* Short task
Compute how many lines in the entries below contain "player", and output nothing but the number.

* Data shown

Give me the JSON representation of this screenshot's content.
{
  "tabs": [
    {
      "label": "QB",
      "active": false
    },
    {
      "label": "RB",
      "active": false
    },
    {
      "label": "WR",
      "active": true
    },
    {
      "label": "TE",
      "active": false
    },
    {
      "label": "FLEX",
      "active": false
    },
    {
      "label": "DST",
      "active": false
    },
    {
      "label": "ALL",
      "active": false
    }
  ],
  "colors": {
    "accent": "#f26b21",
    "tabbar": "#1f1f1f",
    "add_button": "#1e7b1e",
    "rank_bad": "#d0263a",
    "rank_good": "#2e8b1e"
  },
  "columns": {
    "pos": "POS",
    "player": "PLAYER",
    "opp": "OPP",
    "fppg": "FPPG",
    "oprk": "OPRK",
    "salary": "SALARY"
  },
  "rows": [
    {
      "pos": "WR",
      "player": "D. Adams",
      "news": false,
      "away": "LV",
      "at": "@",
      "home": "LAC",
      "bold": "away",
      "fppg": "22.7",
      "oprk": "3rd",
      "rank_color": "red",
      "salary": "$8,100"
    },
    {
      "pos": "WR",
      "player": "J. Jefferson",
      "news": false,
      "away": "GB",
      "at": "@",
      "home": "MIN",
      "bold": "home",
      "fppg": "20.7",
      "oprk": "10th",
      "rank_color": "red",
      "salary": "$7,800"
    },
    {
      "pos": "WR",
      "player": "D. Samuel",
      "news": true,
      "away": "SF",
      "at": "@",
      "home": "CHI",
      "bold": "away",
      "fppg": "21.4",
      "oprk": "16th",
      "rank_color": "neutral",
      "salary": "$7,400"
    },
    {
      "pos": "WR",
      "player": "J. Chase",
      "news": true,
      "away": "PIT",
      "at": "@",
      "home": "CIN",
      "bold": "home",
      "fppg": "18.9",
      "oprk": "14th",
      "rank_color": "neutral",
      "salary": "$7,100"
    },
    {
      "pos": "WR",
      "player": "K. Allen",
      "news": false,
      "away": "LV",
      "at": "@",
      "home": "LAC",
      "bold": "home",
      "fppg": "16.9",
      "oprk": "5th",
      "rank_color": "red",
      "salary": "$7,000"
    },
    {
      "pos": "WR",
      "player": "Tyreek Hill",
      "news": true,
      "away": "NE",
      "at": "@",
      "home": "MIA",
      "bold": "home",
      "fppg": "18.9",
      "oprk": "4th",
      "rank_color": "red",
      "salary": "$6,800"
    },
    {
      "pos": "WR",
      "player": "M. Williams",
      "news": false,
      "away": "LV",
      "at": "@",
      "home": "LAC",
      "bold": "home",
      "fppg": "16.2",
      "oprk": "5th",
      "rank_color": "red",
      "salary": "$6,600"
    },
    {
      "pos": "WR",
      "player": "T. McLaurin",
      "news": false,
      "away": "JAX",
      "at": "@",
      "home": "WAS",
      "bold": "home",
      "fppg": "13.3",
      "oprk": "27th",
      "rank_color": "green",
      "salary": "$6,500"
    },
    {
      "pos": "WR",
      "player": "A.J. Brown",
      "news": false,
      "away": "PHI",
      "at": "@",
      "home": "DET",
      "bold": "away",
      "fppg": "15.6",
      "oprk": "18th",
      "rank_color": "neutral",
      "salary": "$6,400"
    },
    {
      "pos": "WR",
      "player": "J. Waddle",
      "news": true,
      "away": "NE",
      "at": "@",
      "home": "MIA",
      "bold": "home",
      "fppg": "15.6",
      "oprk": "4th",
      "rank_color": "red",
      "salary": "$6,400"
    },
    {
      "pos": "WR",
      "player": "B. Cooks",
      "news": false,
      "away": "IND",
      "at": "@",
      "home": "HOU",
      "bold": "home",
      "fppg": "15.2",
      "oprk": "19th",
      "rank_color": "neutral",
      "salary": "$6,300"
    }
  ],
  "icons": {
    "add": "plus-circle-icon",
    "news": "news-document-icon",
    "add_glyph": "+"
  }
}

* The result
12